Entries from a dataset:
## start
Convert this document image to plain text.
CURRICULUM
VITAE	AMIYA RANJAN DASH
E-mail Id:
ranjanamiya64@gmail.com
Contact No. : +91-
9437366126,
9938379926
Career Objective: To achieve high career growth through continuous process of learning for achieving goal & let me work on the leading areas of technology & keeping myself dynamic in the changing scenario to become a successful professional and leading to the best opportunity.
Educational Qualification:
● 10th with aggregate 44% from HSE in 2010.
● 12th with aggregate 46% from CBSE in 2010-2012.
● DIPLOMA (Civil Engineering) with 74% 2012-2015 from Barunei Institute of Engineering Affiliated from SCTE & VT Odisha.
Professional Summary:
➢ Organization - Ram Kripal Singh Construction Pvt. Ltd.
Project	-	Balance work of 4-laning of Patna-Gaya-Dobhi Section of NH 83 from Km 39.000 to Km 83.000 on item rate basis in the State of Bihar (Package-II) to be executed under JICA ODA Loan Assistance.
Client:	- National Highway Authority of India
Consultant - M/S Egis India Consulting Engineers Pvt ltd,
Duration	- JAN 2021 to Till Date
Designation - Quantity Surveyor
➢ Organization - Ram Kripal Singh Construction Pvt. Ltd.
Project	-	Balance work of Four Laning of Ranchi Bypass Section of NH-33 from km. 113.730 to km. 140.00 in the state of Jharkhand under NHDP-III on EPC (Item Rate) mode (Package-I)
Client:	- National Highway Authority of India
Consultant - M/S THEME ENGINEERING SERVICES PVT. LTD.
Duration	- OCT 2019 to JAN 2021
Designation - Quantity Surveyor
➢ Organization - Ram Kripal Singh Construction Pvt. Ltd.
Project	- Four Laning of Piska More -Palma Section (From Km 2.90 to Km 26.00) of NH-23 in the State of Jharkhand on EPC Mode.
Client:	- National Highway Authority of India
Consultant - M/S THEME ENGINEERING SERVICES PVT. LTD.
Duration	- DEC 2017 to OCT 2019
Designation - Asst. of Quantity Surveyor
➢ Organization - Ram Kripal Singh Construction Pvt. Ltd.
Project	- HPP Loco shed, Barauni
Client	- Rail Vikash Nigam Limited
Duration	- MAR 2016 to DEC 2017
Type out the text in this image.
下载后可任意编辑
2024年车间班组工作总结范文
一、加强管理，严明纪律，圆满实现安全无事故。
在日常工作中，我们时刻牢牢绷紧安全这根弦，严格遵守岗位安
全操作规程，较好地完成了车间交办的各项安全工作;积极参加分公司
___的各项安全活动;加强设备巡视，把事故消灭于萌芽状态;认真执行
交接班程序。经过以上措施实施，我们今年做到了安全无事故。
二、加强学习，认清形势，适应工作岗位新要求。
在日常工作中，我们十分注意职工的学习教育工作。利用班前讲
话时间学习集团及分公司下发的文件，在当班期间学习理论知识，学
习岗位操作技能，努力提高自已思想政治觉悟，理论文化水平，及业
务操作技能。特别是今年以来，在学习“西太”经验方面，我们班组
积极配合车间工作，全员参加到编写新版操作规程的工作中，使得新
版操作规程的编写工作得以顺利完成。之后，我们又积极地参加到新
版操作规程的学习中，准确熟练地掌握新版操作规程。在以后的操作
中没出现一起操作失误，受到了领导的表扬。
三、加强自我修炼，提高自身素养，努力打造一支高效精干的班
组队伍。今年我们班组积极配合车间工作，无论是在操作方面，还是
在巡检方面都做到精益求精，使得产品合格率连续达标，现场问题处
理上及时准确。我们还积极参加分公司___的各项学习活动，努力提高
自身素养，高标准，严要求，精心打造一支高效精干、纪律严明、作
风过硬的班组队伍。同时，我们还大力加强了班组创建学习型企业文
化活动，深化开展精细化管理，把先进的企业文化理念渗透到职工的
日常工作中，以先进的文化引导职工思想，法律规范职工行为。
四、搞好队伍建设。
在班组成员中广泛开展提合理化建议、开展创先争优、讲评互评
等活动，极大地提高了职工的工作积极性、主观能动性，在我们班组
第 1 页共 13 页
## end
## WHAT YOU ARE ASKED TO DO
Write out the full listing, keeping every line exactly as it is.

## RESPONSE BELOW
Convert this document image to plain text.
CURRICULUM
VITAE	AMIYA RANJAN DASH
E-mail Id:
ranjanamiya64@gmail.com
Contact No. : +91-
9437366126,
9938379926
Career Objective: To achieve high career growth through continuous process of learning for achieving goal & let me work on the leading areas of technology & keeping myself dynamic in the changing scenario to become a successful professional and leading to the best opportunity.
Educational Qualification:
● 10th with aggregate 44% from HSE in 2010.
● 12th with aggregate 46% from CBSE in 2010-2012.
● DIPLOMA (Civil Engineering) with 74% 2012-2015 from Barunei Institute of Engineering Affiliated from SCTE & VT Odisha.
Professional Summary:
➢ Organization - Ram Kripal Singh Construction Pvt. Ltd.
Project	-	Balance work of 4-laning of Patna-Gaya-Dobhi Section of NH 83 from Km 39.000 to Km 83.000 on item rate basis in the State of Bihar (Package-II) to be executed under JICA ODA Loan Assistance.
Client:	- National Highway Authority of India
Consultant - M/S Egis India Consulting Engineers Pvt ltd,
Duration	- JAN 2021 to Till Date
Designation - Quantity Surveyor
➢ Organization - Ram Kripal Singh Construction Pvt. Ltd.
Project	-	Balance work of Four Laning of Ranchi Bypass Section of NH-33 from km. 113.730 to km. 140.00 in the state of Jharkhand under NHDP-III on EPC (Item Rate) mode (Package-I)
Client:	- National Highway Authority of India
Consultant - M/S THEME ENGINEERING SERVICES PVT. LTD.
Duration	- OCT 2019 to JAN 2021
Designation - Quantity Surveyor
➢ Organization - Ram Kripal Singh Construction Pvt. Ltd.
Project	- Four Laning of Piska More -Palma Section (From Km 2.90 to Km 26.00) of NH-23 in the State of Jharkhand on EPC Mode.
Client:	- National Highway Authority of India
Consultant - M/S THEME ENGINEERING SERVICES PVT. LTD.
Duration	- DEC 2017 to OCT 2019
Designation - Asst. of Quantity Surveyor
➢ Organization - Ram Kripal Singh Construction Pvt. Ltd.
Project	- HPP Loco shed, Barauni
Client	- Rail Vikash Nigam Limited
Duration	- MAR 2016 to DEC 2017
Type out the text in this image.
下载后可任意编辑
2024年车间班组工作总结范文
一、加强管理，严明纪律，圆满实现安全无事故。
在日常工作中，我们时刻牢牢绷紧安全这根弦，严格遵守岗位安
全操作规程，较好地完成了车间交办的各项安全工作;积极参加分公司
___的各项安全活动;加强设备巡视，把事故消灭于萌芽状态;认真执行
交接班程序。经过以上措施实施，我们今年做到了安全无事故。
二、加强学习，认清形势，适应工作岗位新要求。
在日常工作中，我们十分注意职工的学习教育工作。利用班前讲
话时间学习集团及分公司下发的文件，在当班期间学习理论知识，学
习岗位操作技能，努力提高自已思想政治觉悟，理论文化水平，及业
务操作技能。特别是今年以来，在学习“西太”经验方面，我们班组
积极配合车间工作，全员参加到编写新版操作规程的工作中，使得新
版操作规程的编写工作得以顺利完成。之后，我们又积极地参加到新
版操作规程的学习中，准确熟练地掌握新版操作规程。在以后的操作
中没出现一起操作失误，受到了领导的表扬。
三、加强自我修炼，提高自身素养，努力打造一支高效精干的班
组队伍。今年我们班组积极配合车间工作，无论是在操作方面，还是
在巡检方面都做到精益求精，使得产品合格率连续达标，现场问题处
理上及时准确。我们还积极参加分公司___的各项学习活动，努力提高
自身素养，高标准，严要求，精心打造一支高效精干、纪律严明、作
风过硬的班组队伍。同时，我们还大力加强了班组创建学习型企业文
化活动，深化开展精细化管理，把先进的企业文化理念渗透到职工的
日常工作中，以先进的文化引导职工思想，法律规范职工行为。
四、搞好队伍建设。
在班组成员中广泛开展提合理化建议、开展创先争优、讲评互评
等活动，极大地提高了职工的工作积极性、主观能动性，在我们班组
第 1 页共 13 页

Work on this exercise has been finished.